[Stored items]
BEGIN

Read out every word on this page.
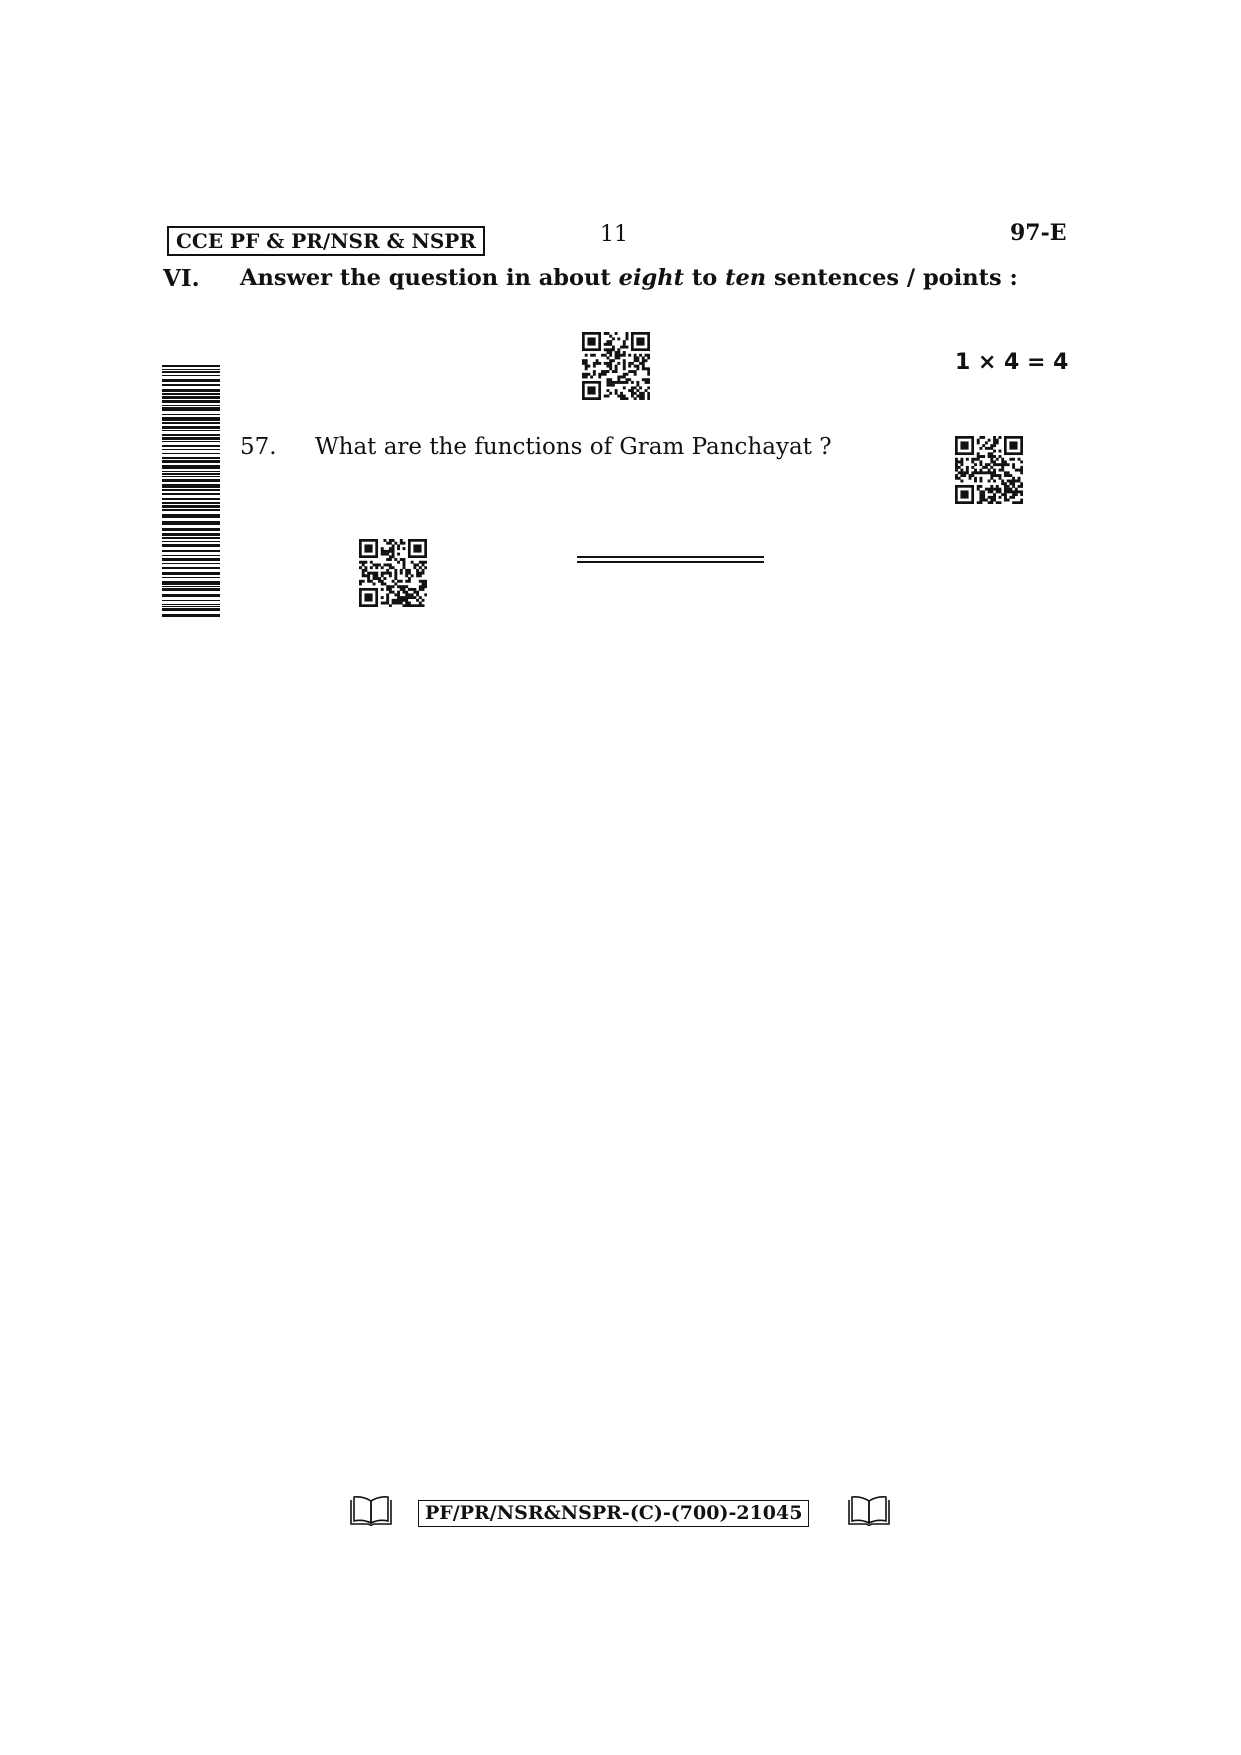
CCE PF & PR/NSR & NSPR	11	97-E
VI. Answer the question in about eight to ten sentences / points :
1 × 4 = 4
57. What are the functions of Gram Panchayat ?
PF/PR/NSR&NSPR-(C)-(700)-21045
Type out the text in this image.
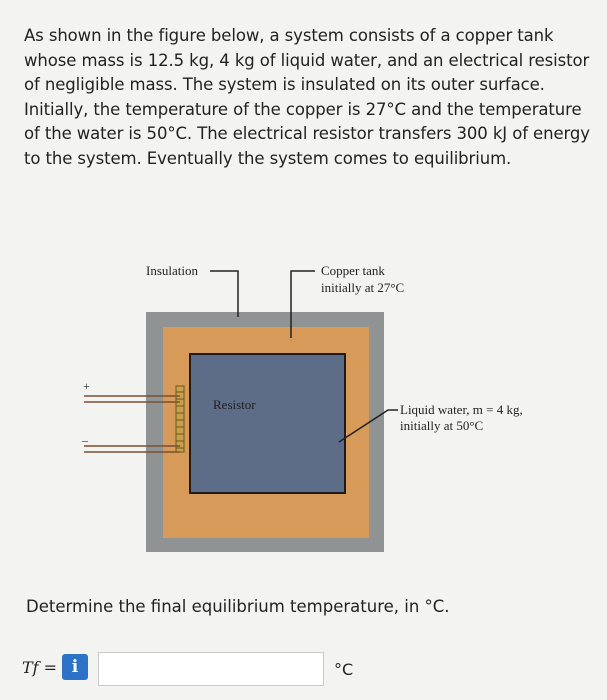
As shown in the figure below, a system consists of a copper tank whose mass is 12.5 kg, 4 kg of liquid water, and an electrical resistor of negligible mass. The system is insulated on its outer surface. Initially, the temperature of the copper is 27°C and the temperature of the water is 50°C. The electrical resistor transfers 300 kJ of energy to the system. Eventually the system comes to equilibrium.

+
–
Insulation	Copper tank
initially at 27°C
Resistor	Liquid water, m = 4 kg,
initially at 50°C

Determine the final equilibrium temperature, in °C.

Tf = i	°C
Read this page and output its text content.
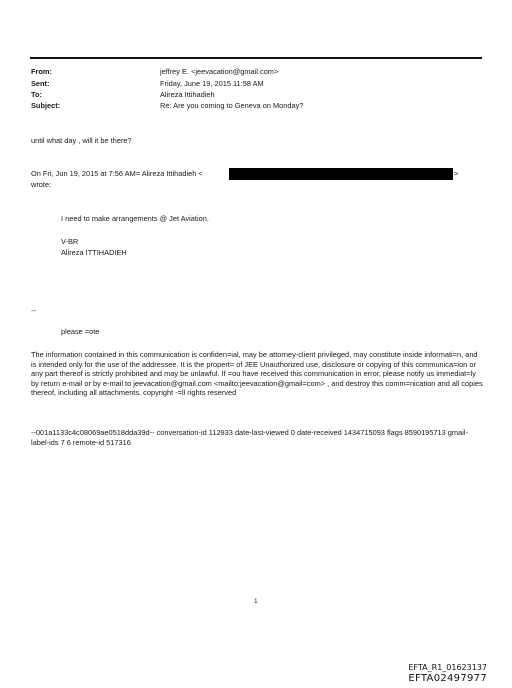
From:	jeffrey E. <jeevacation@gmail.com>
Sent:	Friday, June 19, 2015 11:58 AM
To:	Alireza Ittihadieh
Subject:	Re: Are you coming to Geneva on Monday?
until what day , will it be there?
On Fri, Jun 19, 2015 at 7:56 AM= Alireza Ittihadieh <	>
wrote:
I need to make arrangements @ Jet Aviation.
V-BR
Alireza ITTIHADIEH
--
please =ote
The information contained in this communication is confiden=ial, may be attorney-client privileged, may constitute inside informati=n, and is intended only for the use of the addressee. It is the propert= of JEE Unauthorized use, disclosure or copying of this communica=ion or any part thereof is strictly prohibited and may be unlawful. If =ou have received this communication in error, please notify us immediat=ly by return e-mail or by e-mail to jeevacation@gmail.com <mailto:jeevacation@gmail=com> , and destroy this comm=nication and all copies thereof, including all attachments. copyright -=ll rights reserved
--001a1133c4c08069ae0518dda39d-- conversation-id 112933 date-last-viewed 0 date-received 1434715093 flags 8590195713 gmail-label-ids 7 6 remote-id 517316
1
EFTA_R1_01623137
EFTA02497977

END

What is asked:
Leave out the pictures and give the listing above again exactly.

Written answer:
Read out every word on this page.
CCE PF & PR/NSR & NSPR	11	97-E
VI. Answer the question in about eight to ten sentences / points :
1 × 4 = 4
57. What are the functions of Gram Panchayat ?
PF/PR/NSR&NSPR-(C)-(700)-21045
Type out the text in this image.
As shown in the figure below, a system consists of a copper tank whose mass is 12.5 kg, 4 kg of liquid water, and an electrical resistor of negligible mass. The system is insulated on its outer surface. Initially, the temperature of the copper is 27°C and the temperature of the water is 50°C. The electrical resistor transfers 300 kJ of energy to the system. Eventually the system comes to equilibrium.

+
–
Insulation	Copper tank
initially at 27°C
Resistor	Liquid water, m = 4 kg,
initially at 50°C

Determine the final equilibrium temperature, in °C.

Tf = i	°C
Read this page and output its text content.
From:	jeffrey E. <jeevacation@gmail.com>
Sent:	Friday, June 19, 2015 11:58 AM
To:	Alireza Ittihadieh
Subject:	Re: Are you coming to Geneva on Monday?
until what day , will it be there?
On Fri, Jun 19, 2015 at 7:56 AM= Alireza Ittihadieh <	>
wrote:
I need to make arrangements @ Jet Aviation.
V-BR
Alireza ITTIHADIEH
--
please =ote
The information contained in this communication is confiden=ial, may be attorney-client privileged, may constitute inside informati=n, and is intended only for the use of the addressee. It is the propert= of JEE Unauthorized use, disclosure or copying of this communica=ion or any part thereof is strictly prohibited and may be unlawful. If =ou have received this communication in error, please notify us immediat=ly by return e-mail or by e-mail to jeevacation@gmail.com <mailto:jeevacation@gmail=com> , and destroy this comm=nication and all copies thereof, including all attachments. copyright -=ll rights reserved
--001a1133c4c08069ae0518dda39d-- conversation-id 112933 date-last-viewed 0 date-received 1434715093 flags 8590195713 gmail-label-ids 7 6 remote-id 517316
1
EFTA_R1_01623137
EFTA02497977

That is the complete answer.